* [Task requirements] Every record below should be printed exactly as given.

═══

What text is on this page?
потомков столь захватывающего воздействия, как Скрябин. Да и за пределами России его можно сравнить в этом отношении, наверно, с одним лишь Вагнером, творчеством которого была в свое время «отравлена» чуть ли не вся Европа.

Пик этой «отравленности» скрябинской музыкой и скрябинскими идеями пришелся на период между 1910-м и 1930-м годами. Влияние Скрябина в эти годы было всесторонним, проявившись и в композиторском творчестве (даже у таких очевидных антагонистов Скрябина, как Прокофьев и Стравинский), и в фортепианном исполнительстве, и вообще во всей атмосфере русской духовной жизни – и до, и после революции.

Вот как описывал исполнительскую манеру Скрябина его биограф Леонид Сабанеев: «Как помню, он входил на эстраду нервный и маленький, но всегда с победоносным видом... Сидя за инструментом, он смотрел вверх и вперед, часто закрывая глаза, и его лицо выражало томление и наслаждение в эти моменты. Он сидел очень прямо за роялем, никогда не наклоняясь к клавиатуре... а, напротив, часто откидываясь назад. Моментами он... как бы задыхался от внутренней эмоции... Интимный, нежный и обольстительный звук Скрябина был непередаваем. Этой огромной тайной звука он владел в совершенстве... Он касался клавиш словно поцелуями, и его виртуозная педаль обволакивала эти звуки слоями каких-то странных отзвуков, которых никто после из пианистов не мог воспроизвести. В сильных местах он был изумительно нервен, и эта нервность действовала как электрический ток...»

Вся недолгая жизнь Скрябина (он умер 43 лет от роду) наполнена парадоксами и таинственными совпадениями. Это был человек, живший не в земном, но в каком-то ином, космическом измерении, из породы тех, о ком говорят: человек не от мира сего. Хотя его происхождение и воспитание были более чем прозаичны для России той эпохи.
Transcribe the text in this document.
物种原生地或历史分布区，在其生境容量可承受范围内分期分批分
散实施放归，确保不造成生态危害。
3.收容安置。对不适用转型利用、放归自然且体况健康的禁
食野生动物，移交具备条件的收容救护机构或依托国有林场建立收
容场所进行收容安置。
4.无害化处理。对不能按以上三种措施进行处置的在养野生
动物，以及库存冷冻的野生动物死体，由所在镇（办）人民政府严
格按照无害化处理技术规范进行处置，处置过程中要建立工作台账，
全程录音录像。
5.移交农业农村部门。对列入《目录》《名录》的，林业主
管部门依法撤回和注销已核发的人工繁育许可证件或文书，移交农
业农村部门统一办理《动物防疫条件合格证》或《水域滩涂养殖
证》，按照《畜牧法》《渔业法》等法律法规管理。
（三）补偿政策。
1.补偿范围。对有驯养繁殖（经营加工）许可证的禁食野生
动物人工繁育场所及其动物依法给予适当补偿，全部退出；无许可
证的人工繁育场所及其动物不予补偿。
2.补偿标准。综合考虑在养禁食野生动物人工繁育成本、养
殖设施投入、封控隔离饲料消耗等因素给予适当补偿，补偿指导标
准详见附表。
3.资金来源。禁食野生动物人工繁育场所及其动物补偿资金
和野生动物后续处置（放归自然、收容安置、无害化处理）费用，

═══

* [Written solution]
What text is on this page?
потомков столь захватывающего воздействия, как Скрябин. Да и за пределами России его можно сравнить в этом отношении, наверно, с одним лишь Вагнером, творчеством которого была в свое время «отравлена» чуть ли не вся Европа.

Пик этой «отравленности» скрябинской музыкой и скрябинскими идеями пришелся на период между 1910-м и 1930-м годами. Влияние Скрябина в эти годы было всесторонним, проявившись и в композиторском творчестве (даже у таких очевидных антагонистов Скрябина, как Прокофьев и Стравинский), и в фортепианном исполнительстве, и вообще во всей атмосфере русской духовной жизни – и до, и после революции.

Вот как описывал исполнительскую манеру Скрябина его биограф Леонид Сабанеев: «Как помню, он входил на эстраду нервный и маленький, но всегда с победоносным видом... Сидя за инструментом, он смотрел вверх и вперед, часто закрывая глаза, и его лицо выражало томление и наслаждение в эти моменты. Он сидел очень прямо за роялем, никогда не наклоняясь к клавиатуре... а, напротив, часто откидываясь назад. Моментами он... как бы задыхался от внутренней эмоции... Интимный, нежный и обольстительный звук Скрябина был непередаваем. Этой огромной тайной звука он владел в совершенстве... Он касался клавиш словно поцелуями, и его виртуозная педаль обволакивала эти звуки слоями каких-то странных отзвуков, которых никто после из пианистов не мог воспроизвести. В сильных местах он был изумительно нервен, и эта нервность действовала как электрический ток...»

Вся недолгая жизнь Скрябина (он умер 43 лет от роду) наполнена парадоксами и таинственными совпадениями. Это был человек, живший не в земном, но в каком-то ином, космическом измерении, из породы тех, о ком говорят: человек не от мира сего. Хотя его происхождение и воспитание были более чем прозаичны для России той эпохи.
Transcribe the text in this document.
物种原生地或历史分布区，在其生境容量可承受范围内分期分批分
散实施放归，确保不造成生态危害。
3.收容安置。对不适用转型利用、放归自然且体况健康的禁
食野生动物，移交具备条件的收容救护机构或依托国有林场建立收
容场所进行收容安置。
4.无害化处理。对不能按以上三种措施进行处置的在养野生
动物，以及库存冷冻的野生动物死体，由所在镇（办）人民政府严
格按照无害化处理技术规范进行处置，处置过程中要建立工作台账，
全程录音录像。
5.移交农业农村部门。对列入《目录》《名录》的，林业主
管部门依法撤回和注销已核发的人工繁育许可证件或文书，移交农
业农村部门统一办理《动物防疫条件合格证》或《水域滩涂养殖
证》，按照《畜牧法》《渔业法》等法律法规管理。
（三）补偿政策。
1.补偿范围。对有驯养繁殖（经营加工）许可证的禁食野生
动物人工繁育场所及其动物依法给予适当补偿，全部退出；无许可
证的人工繁育场所及其动物不予补偿。
2.补偿标准。综合考虑在养禁食野生动物人工繁育成本、养
殖设施投入、封控隔离饲料消耗等因素给予适当补偿，补偿指导标
准详见附表。
3.资金来源。禁食野生动物人工繁育场所及其动物补偿资金
和野生动物后续处置（放归自然、收容安置、无害化处理）费用，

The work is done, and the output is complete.